▸ **DIRECTIONS**
Can you copy all of the material below word for word?

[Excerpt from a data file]
+++++
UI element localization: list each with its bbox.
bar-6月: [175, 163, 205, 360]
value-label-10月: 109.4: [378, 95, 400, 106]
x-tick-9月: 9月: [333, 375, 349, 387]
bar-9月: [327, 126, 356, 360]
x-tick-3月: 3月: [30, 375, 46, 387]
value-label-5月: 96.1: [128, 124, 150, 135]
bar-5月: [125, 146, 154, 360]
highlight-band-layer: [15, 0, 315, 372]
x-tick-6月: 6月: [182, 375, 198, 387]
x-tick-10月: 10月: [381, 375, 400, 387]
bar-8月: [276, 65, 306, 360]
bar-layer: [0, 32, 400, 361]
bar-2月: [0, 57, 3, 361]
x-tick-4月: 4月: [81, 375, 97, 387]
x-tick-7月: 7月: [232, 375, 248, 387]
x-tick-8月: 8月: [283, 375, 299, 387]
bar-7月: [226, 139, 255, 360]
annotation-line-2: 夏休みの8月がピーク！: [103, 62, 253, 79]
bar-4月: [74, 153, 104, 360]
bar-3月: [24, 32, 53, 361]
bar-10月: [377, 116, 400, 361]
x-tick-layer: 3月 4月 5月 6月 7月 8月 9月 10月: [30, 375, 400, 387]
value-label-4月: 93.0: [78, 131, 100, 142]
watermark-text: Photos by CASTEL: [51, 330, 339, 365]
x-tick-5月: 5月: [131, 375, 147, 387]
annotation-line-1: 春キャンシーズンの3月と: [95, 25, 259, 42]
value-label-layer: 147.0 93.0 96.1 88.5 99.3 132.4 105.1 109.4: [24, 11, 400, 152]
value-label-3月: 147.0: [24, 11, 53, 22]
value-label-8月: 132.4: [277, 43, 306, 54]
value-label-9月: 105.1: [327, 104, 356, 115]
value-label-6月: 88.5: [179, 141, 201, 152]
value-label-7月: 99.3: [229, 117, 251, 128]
+++++
▸ **RESULT OF THIS EXERCISE**
UI element localization: list each with its bbox.
bar-6月: [175, 163, 205, 360]
value-label-10月: 109.4: [378, 95, 400, 106]
x-tick-9月: 9月: [333, 375, 349, 387]
bar-9月: [327, 126, 356, 360]
x-tick-3月: 3月: [30, 375, 46, 387]
value-label-5月: 96.1: [128, 124, 150, 135]
bar-5月: [125, 146, 154, 360]
highlight-band-layer: [15, 0, 315, 372]
x-tick-6月: 6月: [182, 375, 198, 387]
x-tick-10月: 10月: [381, 375, 400, 387]
bar-8月: [276, 65, 306, 360]
bar-layer: [0, 32, 400, 361]
bar-2月: [0, 57, 3, 361]
x-tick-4月: 4月: [81, 375, 97, 387]
x-tick-7月: 7月: [232, 375, 248, 387]
x-tick-8月: 8月: [283, 375, 299, 387]
bar-7月: [226, 139, 255, 360]
annotation-line-2: 夏休みの8月がピーク！: [103, 62, 253, 79]
bar-4月: [74, 153, 104, 360]
bar-3月: [24, 32, 53, 361]
bar-10月: [377, 116, 400, 361]
x-tick-layer: 3月 4月 5月 6月 7月 8月 9月 10月: [30, 375, 400, 387]
value-label-4月: 93.0: [78, 131, 100, 142]
watermark-text: Photos by CASTEL: [51, 330, 339, 365]
x-tick-5月: 5月: [131, 375, 147, 387]
annotation-line-1: 春キャンシーズンの3月と: [95, 25, 259, 42]
value-label-layer: 147.0 93.0 96.1 88.5 99.3 132.4 105.1 109.4: [24, 11, 400, 152]
value-label-3月: 147.0: [24, 11, 53, 22]
value-label-8月: 132.4: [277, 43, 306, 54]
value-label-9月: 105.1: [327, 104, 356, 115]
value-label-6月: 88.5: [179, 141, 201, 152]
value-label-7月: 99.3: [229, 117, 251, 128]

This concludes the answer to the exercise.